Stored dataset items
__________________________________________________
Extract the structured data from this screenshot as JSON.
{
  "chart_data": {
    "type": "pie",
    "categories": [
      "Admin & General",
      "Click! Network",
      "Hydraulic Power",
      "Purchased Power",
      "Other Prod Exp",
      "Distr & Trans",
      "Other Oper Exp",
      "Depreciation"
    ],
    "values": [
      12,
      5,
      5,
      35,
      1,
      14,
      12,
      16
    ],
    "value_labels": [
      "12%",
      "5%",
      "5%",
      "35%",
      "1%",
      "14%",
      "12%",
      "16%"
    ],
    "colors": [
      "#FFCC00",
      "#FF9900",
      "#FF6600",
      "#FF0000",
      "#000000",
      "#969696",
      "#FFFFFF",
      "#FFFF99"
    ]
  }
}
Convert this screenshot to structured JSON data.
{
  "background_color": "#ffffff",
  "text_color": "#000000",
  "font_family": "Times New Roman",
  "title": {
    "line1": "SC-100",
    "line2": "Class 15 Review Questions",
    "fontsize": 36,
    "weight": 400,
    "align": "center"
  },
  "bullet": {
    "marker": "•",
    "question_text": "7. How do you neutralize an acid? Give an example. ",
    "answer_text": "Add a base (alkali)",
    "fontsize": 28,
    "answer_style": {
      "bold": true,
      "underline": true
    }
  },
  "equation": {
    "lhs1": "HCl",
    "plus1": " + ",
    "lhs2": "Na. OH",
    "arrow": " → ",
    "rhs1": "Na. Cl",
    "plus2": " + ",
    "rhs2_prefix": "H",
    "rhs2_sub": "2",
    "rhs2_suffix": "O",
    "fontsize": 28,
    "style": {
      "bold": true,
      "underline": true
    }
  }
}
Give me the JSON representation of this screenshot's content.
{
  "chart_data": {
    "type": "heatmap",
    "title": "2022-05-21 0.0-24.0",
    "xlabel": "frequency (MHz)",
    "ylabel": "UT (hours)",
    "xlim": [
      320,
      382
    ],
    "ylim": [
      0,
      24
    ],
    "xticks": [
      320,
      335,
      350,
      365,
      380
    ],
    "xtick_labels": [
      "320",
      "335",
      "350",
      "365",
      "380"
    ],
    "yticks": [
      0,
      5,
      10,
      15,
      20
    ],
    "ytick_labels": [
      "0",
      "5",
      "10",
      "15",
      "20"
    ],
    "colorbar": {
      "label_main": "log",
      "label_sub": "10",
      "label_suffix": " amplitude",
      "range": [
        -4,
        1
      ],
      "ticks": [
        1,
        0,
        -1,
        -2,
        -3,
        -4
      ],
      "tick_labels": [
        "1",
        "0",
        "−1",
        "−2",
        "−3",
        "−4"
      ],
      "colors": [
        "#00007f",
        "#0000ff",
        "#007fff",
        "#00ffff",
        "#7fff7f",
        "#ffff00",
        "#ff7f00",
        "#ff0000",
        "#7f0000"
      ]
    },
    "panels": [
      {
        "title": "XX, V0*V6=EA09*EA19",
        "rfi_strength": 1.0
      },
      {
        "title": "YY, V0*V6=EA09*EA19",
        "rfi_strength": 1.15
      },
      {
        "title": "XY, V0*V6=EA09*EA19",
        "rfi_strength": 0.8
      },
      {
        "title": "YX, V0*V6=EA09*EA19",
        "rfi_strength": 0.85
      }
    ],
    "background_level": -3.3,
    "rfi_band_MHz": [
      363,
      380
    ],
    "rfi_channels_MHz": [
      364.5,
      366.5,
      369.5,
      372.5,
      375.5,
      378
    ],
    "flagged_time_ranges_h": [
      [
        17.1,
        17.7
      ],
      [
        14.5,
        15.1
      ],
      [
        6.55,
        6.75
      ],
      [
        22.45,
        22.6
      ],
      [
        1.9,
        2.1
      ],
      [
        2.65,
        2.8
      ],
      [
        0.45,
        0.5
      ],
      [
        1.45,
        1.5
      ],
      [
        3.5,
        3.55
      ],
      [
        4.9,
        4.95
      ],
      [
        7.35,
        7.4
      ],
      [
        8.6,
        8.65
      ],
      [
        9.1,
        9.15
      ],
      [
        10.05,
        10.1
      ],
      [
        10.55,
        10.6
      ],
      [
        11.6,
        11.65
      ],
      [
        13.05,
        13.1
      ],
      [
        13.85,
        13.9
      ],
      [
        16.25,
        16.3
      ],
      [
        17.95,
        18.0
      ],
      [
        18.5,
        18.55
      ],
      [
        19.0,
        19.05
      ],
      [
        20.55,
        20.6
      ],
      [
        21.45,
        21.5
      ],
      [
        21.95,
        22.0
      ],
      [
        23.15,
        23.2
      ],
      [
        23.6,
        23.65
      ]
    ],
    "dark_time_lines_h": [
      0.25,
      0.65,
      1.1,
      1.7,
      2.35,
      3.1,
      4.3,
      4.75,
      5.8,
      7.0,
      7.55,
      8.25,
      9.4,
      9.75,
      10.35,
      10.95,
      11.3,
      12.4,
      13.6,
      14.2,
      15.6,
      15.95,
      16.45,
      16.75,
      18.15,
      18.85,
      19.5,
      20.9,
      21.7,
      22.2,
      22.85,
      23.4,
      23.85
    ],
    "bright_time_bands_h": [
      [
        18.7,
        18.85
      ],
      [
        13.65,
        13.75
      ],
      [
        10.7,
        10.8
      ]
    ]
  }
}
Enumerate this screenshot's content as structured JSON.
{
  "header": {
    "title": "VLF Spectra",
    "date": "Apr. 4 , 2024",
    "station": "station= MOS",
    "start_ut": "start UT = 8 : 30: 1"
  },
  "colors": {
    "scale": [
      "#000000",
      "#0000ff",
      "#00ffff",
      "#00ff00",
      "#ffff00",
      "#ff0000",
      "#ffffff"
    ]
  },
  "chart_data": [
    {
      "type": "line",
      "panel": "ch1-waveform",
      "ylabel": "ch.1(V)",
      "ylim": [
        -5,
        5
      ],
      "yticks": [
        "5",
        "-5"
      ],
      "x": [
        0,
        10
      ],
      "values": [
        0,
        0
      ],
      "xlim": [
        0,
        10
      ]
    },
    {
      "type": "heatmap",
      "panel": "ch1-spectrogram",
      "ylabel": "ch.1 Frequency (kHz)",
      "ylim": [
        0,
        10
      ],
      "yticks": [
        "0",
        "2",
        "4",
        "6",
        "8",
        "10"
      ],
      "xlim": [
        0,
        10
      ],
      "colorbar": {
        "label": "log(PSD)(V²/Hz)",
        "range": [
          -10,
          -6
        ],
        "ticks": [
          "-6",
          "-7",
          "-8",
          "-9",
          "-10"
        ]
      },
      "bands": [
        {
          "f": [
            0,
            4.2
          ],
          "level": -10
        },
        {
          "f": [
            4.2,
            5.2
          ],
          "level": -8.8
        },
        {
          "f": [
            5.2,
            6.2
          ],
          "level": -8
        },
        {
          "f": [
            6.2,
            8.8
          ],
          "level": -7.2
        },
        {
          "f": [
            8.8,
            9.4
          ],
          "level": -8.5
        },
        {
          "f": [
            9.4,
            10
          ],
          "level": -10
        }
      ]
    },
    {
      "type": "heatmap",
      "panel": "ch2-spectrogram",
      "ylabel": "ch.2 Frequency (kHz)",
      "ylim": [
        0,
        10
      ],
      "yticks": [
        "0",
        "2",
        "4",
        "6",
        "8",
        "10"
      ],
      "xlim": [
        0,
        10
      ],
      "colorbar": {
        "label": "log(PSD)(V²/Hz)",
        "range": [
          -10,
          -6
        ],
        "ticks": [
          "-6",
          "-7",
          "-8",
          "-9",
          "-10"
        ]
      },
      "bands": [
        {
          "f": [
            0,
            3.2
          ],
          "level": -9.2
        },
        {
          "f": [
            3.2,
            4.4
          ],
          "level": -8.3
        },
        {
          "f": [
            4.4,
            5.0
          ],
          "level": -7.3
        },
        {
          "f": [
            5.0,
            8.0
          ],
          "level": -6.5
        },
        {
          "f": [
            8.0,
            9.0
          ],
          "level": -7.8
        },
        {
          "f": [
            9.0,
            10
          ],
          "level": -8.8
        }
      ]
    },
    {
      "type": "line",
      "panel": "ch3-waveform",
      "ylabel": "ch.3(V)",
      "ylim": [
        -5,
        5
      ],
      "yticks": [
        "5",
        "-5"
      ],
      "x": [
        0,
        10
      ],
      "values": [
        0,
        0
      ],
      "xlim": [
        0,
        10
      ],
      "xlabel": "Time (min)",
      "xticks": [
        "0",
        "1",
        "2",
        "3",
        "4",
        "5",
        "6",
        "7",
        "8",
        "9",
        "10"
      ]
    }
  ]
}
__________________________________________________
Your objective >>
Count every line in the data that contains the word "xlabel", then give that count and nothing else.

Task response >>
2